> _Entries from a dataset_
|---|
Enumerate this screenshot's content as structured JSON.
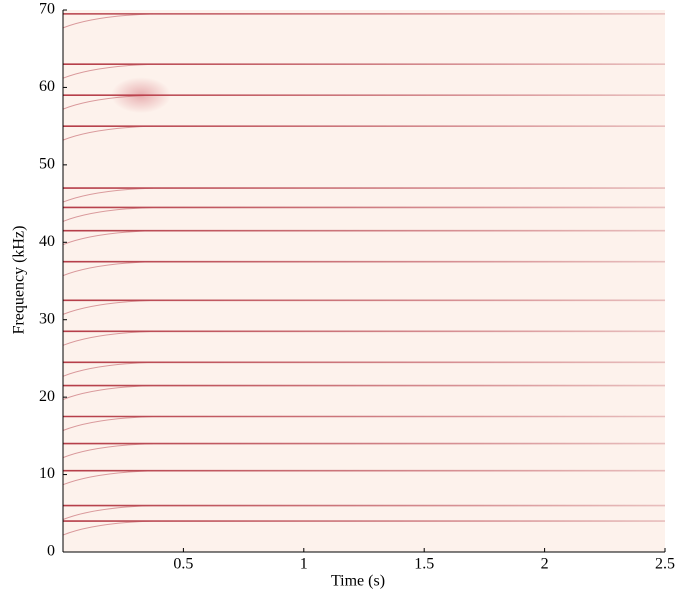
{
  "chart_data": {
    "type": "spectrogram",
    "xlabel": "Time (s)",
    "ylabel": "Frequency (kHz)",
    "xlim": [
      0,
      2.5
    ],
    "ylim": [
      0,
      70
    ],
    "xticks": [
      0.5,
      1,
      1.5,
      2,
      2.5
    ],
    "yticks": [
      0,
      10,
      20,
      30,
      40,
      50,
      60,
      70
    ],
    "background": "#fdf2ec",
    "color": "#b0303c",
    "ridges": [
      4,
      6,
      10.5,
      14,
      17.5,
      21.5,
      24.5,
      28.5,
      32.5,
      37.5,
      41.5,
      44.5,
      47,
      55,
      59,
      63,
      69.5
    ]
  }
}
|---|
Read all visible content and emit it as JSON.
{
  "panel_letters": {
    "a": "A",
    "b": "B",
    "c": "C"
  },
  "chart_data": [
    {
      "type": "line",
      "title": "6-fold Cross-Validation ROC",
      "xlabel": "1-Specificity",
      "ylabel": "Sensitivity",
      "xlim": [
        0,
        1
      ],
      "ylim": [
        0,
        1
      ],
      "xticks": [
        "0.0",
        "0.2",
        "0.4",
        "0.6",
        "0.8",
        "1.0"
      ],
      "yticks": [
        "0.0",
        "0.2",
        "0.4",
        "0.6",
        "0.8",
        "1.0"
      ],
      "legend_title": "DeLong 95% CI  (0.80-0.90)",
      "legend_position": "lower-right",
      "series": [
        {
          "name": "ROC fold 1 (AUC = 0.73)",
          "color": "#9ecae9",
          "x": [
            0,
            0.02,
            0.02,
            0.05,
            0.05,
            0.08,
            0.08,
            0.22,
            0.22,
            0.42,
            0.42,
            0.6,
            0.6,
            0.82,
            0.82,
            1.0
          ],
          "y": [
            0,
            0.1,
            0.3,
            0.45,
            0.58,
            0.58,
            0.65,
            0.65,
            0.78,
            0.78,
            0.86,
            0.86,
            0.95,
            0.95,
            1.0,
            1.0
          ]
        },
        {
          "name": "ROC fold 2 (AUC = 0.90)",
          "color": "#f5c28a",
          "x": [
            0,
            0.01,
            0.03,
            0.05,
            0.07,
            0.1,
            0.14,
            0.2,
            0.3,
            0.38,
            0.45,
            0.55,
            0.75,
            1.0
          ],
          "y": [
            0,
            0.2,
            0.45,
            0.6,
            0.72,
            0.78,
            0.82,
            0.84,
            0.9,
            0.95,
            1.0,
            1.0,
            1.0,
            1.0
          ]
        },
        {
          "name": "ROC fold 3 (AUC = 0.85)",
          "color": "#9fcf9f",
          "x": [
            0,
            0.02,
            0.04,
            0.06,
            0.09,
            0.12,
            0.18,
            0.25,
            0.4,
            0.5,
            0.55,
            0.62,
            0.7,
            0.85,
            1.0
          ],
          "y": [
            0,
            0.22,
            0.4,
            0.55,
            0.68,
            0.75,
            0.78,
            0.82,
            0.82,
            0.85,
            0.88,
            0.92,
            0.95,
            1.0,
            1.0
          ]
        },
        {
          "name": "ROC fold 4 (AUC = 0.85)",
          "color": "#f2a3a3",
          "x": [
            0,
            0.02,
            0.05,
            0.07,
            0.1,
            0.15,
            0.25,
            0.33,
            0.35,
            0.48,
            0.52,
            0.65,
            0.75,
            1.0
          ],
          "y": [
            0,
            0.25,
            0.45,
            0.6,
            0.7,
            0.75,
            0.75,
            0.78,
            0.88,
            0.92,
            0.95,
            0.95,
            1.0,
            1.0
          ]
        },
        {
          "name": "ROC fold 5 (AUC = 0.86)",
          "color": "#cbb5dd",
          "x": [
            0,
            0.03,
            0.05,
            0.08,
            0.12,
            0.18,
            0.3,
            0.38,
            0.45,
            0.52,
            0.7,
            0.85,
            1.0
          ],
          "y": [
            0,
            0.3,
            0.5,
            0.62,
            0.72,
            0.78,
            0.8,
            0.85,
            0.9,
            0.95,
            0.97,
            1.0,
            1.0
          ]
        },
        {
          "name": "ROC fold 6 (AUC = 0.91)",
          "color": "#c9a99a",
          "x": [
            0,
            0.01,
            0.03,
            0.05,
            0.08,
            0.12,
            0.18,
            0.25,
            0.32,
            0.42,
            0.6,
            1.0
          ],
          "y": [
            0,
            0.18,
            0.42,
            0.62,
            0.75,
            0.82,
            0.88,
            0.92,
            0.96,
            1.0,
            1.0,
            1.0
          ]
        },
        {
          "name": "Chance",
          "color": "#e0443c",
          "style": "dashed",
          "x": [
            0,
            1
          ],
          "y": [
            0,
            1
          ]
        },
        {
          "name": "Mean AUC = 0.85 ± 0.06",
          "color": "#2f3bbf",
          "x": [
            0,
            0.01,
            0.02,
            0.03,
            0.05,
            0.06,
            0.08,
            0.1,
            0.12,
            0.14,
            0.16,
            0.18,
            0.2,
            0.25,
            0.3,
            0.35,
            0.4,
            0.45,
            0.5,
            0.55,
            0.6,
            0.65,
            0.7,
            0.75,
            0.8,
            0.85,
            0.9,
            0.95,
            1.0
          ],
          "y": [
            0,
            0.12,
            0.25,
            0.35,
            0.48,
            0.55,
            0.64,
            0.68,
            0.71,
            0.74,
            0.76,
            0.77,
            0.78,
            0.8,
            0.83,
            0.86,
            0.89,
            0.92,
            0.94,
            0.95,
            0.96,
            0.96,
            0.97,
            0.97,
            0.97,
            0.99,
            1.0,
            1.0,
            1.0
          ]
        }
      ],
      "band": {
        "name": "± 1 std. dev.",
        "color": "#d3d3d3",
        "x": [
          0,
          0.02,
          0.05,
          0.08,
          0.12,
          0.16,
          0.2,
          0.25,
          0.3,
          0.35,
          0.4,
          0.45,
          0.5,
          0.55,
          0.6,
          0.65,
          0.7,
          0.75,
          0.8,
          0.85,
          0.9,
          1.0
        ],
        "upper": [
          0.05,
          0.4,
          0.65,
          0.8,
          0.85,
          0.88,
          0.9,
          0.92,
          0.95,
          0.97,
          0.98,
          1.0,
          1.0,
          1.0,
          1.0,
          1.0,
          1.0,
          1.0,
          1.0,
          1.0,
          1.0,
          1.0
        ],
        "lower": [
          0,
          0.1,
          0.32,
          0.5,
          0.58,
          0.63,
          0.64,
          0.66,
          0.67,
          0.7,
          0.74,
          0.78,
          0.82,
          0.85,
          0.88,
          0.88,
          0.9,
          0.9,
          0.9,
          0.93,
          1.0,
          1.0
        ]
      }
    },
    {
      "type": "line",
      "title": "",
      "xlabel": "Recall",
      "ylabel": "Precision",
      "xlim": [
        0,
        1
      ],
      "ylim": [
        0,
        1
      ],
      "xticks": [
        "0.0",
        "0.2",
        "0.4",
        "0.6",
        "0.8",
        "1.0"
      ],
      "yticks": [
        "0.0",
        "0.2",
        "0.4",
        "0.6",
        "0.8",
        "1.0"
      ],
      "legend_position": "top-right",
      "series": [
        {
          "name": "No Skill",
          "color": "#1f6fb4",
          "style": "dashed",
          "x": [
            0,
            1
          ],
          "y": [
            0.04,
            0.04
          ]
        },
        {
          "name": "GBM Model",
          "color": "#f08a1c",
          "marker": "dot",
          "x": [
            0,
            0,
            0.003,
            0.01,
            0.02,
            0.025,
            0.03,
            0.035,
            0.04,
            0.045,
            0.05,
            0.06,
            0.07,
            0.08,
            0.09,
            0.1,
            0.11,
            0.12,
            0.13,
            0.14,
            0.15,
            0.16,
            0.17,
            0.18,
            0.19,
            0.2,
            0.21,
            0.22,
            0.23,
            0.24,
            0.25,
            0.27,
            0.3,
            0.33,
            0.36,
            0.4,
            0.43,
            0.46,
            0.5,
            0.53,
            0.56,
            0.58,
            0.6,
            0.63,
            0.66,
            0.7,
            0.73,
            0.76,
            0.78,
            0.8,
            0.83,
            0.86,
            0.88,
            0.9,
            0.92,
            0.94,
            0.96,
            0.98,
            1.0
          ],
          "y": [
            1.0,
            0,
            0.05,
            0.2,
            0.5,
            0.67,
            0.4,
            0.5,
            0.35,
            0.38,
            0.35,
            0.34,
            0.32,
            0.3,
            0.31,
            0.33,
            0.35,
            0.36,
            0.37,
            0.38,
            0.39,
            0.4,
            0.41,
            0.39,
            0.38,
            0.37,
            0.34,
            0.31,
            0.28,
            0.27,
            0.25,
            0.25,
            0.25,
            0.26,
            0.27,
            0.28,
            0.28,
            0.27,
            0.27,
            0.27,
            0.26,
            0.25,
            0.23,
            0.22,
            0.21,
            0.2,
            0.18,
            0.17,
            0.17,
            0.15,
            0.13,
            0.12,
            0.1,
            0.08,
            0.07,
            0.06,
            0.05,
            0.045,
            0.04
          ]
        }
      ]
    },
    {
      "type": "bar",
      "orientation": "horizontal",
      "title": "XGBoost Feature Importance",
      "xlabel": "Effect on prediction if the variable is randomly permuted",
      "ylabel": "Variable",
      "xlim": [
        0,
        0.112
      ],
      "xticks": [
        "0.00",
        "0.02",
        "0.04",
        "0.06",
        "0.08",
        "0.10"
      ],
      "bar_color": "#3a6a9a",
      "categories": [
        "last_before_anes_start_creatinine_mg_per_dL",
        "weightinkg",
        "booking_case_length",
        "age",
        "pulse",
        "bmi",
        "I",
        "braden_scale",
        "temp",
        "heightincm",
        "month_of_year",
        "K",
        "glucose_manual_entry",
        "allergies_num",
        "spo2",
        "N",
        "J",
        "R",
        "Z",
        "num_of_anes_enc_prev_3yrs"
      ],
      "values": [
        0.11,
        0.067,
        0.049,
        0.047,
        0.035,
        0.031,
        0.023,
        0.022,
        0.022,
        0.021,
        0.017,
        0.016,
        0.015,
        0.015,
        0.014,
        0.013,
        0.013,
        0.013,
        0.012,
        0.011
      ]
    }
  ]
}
|---|
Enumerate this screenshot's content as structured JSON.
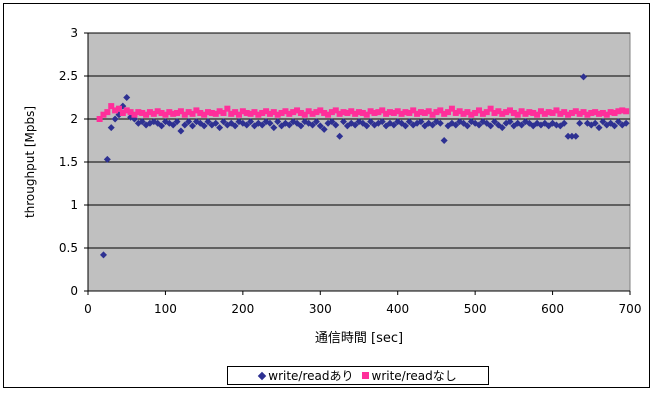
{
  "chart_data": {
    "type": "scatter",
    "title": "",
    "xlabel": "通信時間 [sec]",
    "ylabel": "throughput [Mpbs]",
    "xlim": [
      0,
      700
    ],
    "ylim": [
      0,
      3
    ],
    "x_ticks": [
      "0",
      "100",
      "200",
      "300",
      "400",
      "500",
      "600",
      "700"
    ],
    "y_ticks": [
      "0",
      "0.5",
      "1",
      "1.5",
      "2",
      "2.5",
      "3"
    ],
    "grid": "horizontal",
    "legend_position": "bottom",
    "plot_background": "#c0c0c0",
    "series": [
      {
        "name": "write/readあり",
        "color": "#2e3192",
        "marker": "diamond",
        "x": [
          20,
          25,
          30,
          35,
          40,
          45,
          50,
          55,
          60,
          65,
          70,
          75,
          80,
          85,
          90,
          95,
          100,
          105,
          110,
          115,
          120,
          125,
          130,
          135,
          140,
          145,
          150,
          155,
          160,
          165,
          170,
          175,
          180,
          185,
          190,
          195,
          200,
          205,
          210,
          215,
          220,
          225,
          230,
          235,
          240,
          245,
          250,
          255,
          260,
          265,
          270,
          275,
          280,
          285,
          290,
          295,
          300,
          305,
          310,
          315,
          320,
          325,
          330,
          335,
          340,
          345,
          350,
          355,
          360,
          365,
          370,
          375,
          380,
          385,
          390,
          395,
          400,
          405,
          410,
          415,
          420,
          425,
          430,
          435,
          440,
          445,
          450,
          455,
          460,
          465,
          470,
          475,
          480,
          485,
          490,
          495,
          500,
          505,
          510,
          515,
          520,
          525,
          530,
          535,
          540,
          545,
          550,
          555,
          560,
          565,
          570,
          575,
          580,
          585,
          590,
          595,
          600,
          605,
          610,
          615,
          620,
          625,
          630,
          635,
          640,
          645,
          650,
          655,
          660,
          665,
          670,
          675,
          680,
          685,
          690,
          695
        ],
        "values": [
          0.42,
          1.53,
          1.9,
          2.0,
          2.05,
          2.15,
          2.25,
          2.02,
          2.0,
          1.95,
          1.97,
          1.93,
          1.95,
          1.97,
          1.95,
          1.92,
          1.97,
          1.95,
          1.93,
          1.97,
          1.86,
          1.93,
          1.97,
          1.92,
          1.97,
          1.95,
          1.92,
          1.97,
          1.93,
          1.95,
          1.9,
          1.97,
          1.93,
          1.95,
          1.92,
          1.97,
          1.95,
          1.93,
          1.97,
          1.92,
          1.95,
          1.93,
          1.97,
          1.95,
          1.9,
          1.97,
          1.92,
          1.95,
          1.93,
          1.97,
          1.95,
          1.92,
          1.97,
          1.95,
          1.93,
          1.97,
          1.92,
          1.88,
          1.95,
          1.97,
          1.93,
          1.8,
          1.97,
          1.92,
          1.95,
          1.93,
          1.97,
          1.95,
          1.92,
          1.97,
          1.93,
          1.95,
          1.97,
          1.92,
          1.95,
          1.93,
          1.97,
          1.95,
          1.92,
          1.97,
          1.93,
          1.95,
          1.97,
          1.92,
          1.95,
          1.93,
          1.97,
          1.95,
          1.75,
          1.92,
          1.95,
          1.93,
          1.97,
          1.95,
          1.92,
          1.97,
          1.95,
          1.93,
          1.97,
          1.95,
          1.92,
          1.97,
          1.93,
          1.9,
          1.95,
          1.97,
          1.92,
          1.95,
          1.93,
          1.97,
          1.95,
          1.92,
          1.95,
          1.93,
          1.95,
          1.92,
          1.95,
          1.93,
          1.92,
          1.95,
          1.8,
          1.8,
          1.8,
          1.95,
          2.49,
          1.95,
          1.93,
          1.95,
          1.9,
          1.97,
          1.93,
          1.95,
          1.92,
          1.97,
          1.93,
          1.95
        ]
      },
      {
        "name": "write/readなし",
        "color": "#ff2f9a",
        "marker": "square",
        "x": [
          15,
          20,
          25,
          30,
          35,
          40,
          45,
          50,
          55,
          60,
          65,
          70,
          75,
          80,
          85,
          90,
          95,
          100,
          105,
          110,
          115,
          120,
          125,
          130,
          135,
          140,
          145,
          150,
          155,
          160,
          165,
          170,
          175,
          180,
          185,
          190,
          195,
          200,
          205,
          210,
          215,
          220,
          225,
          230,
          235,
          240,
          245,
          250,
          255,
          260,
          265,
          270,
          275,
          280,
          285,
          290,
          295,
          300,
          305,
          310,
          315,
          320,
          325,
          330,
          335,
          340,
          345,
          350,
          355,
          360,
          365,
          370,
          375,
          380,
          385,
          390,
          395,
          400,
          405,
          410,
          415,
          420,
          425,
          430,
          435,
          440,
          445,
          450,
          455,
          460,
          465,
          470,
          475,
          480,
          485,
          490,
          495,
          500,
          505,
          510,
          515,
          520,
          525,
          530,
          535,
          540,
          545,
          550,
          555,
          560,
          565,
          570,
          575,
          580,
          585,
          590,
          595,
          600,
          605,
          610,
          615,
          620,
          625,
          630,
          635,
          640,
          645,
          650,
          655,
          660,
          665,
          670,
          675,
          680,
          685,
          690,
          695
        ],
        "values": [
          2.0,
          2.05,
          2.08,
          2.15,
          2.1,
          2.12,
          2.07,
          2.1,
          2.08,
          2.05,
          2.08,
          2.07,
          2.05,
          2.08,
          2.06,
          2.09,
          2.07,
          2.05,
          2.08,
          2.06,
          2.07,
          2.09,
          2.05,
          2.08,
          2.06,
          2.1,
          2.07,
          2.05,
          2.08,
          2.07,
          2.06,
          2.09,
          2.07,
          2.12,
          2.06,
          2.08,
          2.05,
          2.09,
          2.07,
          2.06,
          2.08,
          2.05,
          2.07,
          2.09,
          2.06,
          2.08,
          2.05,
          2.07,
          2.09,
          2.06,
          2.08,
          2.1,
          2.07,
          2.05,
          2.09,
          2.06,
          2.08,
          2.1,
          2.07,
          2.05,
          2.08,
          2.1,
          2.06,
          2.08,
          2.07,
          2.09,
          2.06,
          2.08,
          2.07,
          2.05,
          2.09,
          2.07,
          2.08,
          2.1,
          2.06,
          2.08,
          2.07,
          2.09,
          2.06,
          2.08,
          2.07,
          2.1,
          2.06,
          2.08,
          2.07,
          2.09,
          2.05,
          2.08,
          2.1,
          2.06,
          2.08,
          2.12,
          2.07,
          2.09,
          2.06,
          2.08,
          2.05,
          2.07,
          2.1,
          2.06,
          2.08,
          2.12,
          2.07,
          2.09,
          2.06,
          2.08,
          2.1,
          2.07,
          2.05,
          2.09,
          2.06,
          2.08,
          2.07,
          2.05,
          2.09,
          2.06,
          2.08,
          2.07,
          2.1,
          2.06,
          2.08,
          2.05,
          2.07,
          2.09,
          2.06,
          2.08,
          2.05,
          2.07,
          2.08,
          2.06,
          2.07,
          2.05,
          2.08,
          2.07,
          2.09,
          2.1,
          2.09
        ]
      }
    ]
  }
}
|---|
> _Instructions to follow_
Lines that hold "type" are the ones to copy; find all of them.

> _Response_
    "type": "spectrogram",
      "type": "line",
      "type": "line",
      "type": "bar",
    "type": "scatter",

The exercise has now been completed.